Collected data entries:
□ □ □

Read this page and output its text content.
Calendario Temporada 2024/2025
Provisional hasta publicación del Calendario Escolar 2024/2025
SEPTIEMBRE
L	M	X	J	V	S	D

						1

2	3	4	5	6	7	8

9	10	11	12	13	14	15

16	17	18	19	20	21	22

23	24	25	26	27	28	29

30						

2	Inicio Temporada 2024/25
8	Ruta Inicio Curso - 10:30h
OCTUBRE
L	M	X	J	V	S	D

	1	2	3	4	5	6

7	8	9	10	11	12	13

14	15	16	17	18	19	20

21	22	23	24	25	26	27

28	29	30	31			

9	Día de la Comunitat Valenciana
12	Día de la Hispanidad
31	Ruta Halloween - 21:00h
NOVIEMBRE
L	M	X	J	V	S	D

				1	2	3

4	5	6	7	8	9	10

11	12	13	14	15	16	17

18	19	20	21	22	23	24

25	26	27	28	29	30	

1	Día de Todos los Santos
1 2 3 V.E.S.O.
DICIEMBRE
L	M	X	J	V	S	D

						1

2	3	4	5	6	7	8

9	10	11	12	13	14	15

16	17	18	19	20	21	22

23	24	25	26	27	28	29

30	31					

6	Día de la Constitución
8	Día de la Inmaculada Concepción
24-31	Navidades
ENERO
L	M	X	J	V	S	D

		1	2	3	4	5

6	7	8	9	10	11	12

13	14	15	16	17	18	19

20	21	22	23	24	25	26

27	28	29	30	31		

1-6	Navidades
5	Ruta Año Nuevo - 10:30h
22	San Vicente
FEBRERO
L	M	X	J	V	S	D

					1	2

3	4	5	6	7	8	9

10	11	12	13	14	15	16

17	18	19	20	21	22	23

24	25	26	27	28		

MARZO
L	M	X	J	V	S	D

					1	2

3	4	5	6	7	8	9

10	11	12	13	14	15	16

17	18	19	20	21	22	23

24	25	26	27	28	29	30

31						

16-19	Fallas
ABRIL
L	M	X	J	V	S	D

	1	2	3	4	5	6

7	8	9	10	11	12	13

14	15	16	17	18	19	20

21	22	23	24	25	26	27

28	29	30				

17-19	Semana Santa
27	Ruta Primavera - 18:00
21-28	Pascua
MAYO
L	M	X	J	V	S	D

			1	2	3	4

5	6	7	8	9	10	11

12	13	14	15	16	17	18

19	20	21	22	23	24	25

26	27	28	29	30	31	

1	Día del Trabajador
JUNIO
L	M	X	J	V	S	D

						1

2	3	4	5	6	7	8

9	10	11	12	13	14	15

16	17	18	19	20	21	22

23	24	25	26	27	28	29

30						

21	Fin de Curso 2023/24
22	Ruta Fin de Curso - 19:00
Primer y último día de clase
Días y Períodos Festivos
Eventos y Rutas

□ □ □

▶ _WHAT IS ASKED_: Give all of the entries again, word for word.

▶ _EXERCISE SOLUTION_:
Read this page and output its text content.
Calendario Temporada 2024/2025
Provisional hasta publicación del Calendario Escolar 2024/2025
SEPTIEMBRE
L	M	X	J	V	S	D

						1

2	3	4	5	6	7	8

9	10	11	12	13	14	15

16	17	18	19	20	21	22

23	24	25	26	27	28	29

30						

2	Inicio Temporada 2024/25
8	Ruta Inicio Curso - 10:30h
OCTUBRE
L	M	X	J	V	S	D

	1	2	3	4	5	6

7	8	9	10	11	12	13

14	15	16	17	18	19	20

21	22	23	24	25	26	27

28	29	30	31			

9	Día de la Comunitat Valenciana
12	Día de la Hispanidad
31	Ruta Halloween - 21:00h
NOVIEMBRE
L	M	X	J	V	S	D

				1	2	3

4	5	6	7	8	9	10

11	12	13	14	15	16	17

18	19	20	21	22	23	24

25	26	27	28	29	30	

1	Día de Todos los Santos
1 2 3 V.E.S.O.
DICIEMBRE
L	M	X	J	V	S	D

						1

2	3	4	5	6	7	8

9	10	11	12	13	14	15

16	17	18	19	20	21	22

23	24	25	26	27	28	29

30	31					

6	Día de la Constitución
8	Día de la Inmaculada Concepción
24-31	Navidades
ENERO
L	M	X	J	V	S	D

		1	2	3	4	5

6	7	8	9	10	11	12

13	14	15	16	17	18	19

20	21	22	23	24	25	26

27	28	29	30	31		

1-6	Navidades
5	Ruta Año Nuevo - 10:30h
22	San Vicente
FEBRERO
L	M	X	J	V	S	D

					1	2

3	4	5	6	7	8	9

10	11	12	13	14	15	16

17	18	19	20	21	22	23

24	25	26	27	28		

MARZO
L	M	X	J	V	S	D

					1	2

3	4	5	6	7	8	9

10	11	12	13	14	15	16

17	18	19	20	21	22	23

24	25	26	27	28	29	30

31						

16-19	Fallas
ABRIL
L	M	X	J	V	S	D

	1	2	3	4	5	6

7	8	9	10	11	12	13

14	15	16	17	18	19	20

21	22	23	24	25	26	27

28	29	30				

17-19	Semana Santa
27	Ruta Primavera - 18:00
21-28	Pascua
MAYO
L	M	X	J	V	S	D

			1	2	3	4

5	6	7	8	9	10	11

12	13	14	15	16	17	18

19	20	21	22	23	24	25

26	27	28	29	30	31	

1	Día del Trabajador
JUNIO
L	M	X	J	V	S	D

						1

2	3	4	5	6	7	8

9	10	11	12	13	14	15

16	17	18	19	20	21	22

23	24	25	26	27	28	29

30						

21	Fin de Curso 2023/24
22	Ruta Fin de Curso - 19:00
Primer y último día de clase
Días y Períodos Festivos
Eventos y Rutas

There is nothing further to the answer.